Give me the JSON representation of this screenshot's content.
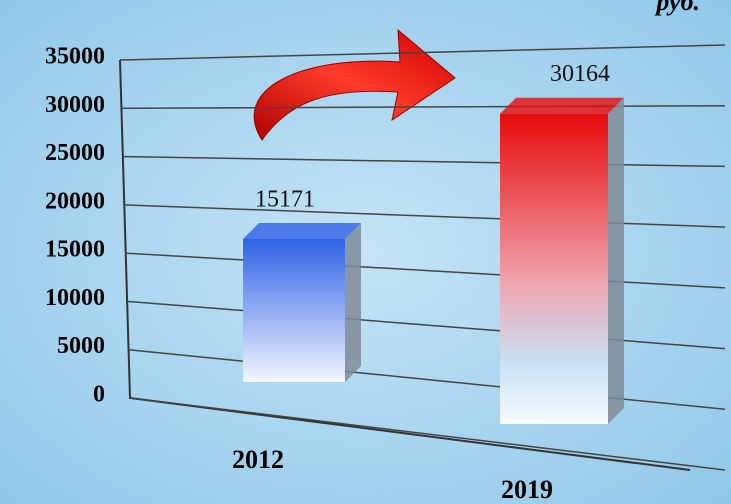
{
  "chart_data": {
    "type": "bar3d",
    "unit_label": "руб.",
    "categories": [
      "2012",
      "2019"
    ],
    "values": [
      15171,
      30164
    ],
    "colors": [
      "#2f62e6",
      "#e80a0a"
    ],
    "ylim": [
      0,
      35000
    ],
    "yticks": [
      0,
      5000,
      10000,
      15000,
      20000,
      25000,
      30000,
      35000
    ],
    "grid": true
  }
}
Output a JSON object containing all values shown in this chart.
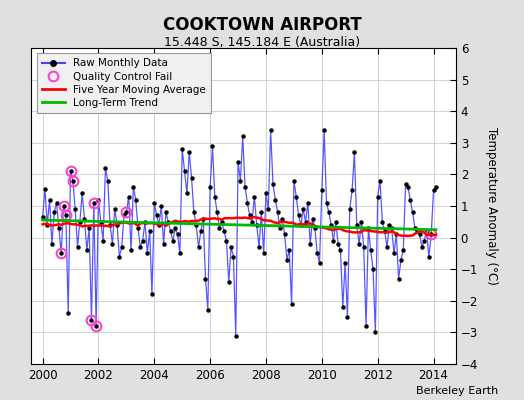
{
  "title": "COOKTOWN AIRPORT",
  "subtitle": "15.448 S, 145.184 E (Australia)",
  "credit": "Berkeley Earth",
  "ylabel": "Temperature Anomaly (°C)",
  "xlim": [
    1999.6,
    2014.8
  ],
  "ylim": [
    -4,
    6
  ],
  "yticks": [
    -4,
    -3,
    -2,
    -1,
    0,
    1,
    2,
    3,
    4,
    5,
    6
  ],
  "xticks": [
    2000,
    2002,
    2004,
    2006,
    2008,
    2010,
    2012,
    2014
  ],
  "bg_color": "#e0e0e0",
  "plot_bg_color": "#ffffff",
  "line_color": "#4444ff",
  "marker_color": "#000000",
  "ma_color": "#ff0000",
  "trend_color": "#00bb00",
  "qc_color": "#ff44cc",
  "raw_data": [
    0.65,
    1.55,
    0.4,
    1.2,
    -0.2,
    0.8,
    1.1,
    0.3,
    -0.5,
    1.0,
    0.7,
    -2.4,
    2.1,
    1.8,
    0.9,
    -0.3,
    0.5,
    1.4,
    0.6,
    -0.4,
    0.3,
    -2.6,
    1.1,
    -2.8,
    1.2,
    0.5,
    -0.1,
    2.2,
    1.8,
    0.4,
    -0.2,
    0.9,
    0.4,
    -0.6,
    -0.3,
    0.7,
    0.8,
    1.3,
    -0.4,
    1.6,
    1.2,
    0.3,
    -0.3,
    -0.1,
    0.5,
    -0.5,
    0.2,
    -1.8,
    1.1,
    0.7,
    0.4,
    1.0,
    -0.2,
    0.8,
    0.5,
    0.2,
    -0.1,
    0.3,
    0.1,
    -0.5,
    2.8,
    2.1,
    1.4,
    2.7,
    1.9,
    0.8,
    0.4,
    -0.3,
    0.2,
    0.6,
    -1.3,
    -2.3,
    1.6,
    2.9,
    1.3,
    0.8,
    0.3,
    0.5,
    0.2,
    -0.1,
    -1.4,
    -0.3,
    -0.6,
    -3.1,
    2.4,
    1.8,
    3.2,
    1.6,
    1.1,
    0.7,
    0.5,
    1.3,
    0.4,
    -0.3,
    0.8,
    -0.5,
    1.4,
    0.9,
    3.4,
    1.7,
    1.2,
    0.8,
    0.3,
    0.6,
    0.1,
    -0.7,
    -0.4,
    -2.1,
    1.8,
    1.3,
    0.7,
    0.4,
    0.9,
    0.5,
    1.1,
    -0.2,
    0.6,
    0.3,
    -0.5,
    -0.8,
    1.5,
    3.4,
    1.1,
    0.8,
    0.4,
    -0.1,
    0.5,
    -0.2,
    -0.4,
    -2.2,
    -0.8,
    -2.5,
    0.9,
    1.5,
    2.7,
    0.4,
    -0.2,
    0.5,
    -0.3,
    -2.8,
    0.3,
    -0.4,
    -1.0,
    -3.0,
    1.3,
    1.8,
    0.5,
    0.2,
    -0.3,
    0.4,
    0.3,
    -0.5,
    0.1,
    -1.3,
    -0.7,
    -0.4,
    1.7,
    1.6,
    1.2,
    0.8,
    0.3,
    0.2,
    0.1,
    -0.3,
    -0.1,
    0.2,
    -0.6,
    0.1,
    1.5,
    1.6
  ],
  "qc_fail_indices": [
    8,
    9,
    10,
    12,
    13,
    21,
    22,
    23,
    36,
    167
  ],
  "start_year": 2000.0,
  "months_per_year": 12
}
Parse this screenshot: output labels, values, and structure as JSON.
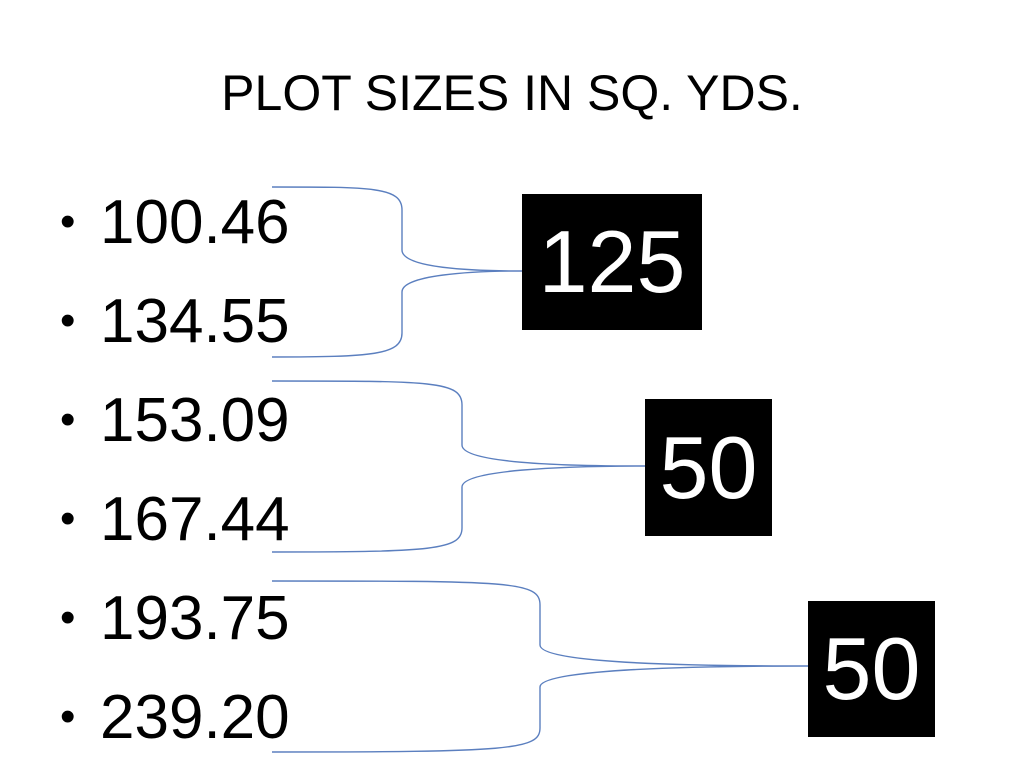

Stated task
Only the number is wanted: how many lines in the entries above contain the string "values"?

Response to the exercise
3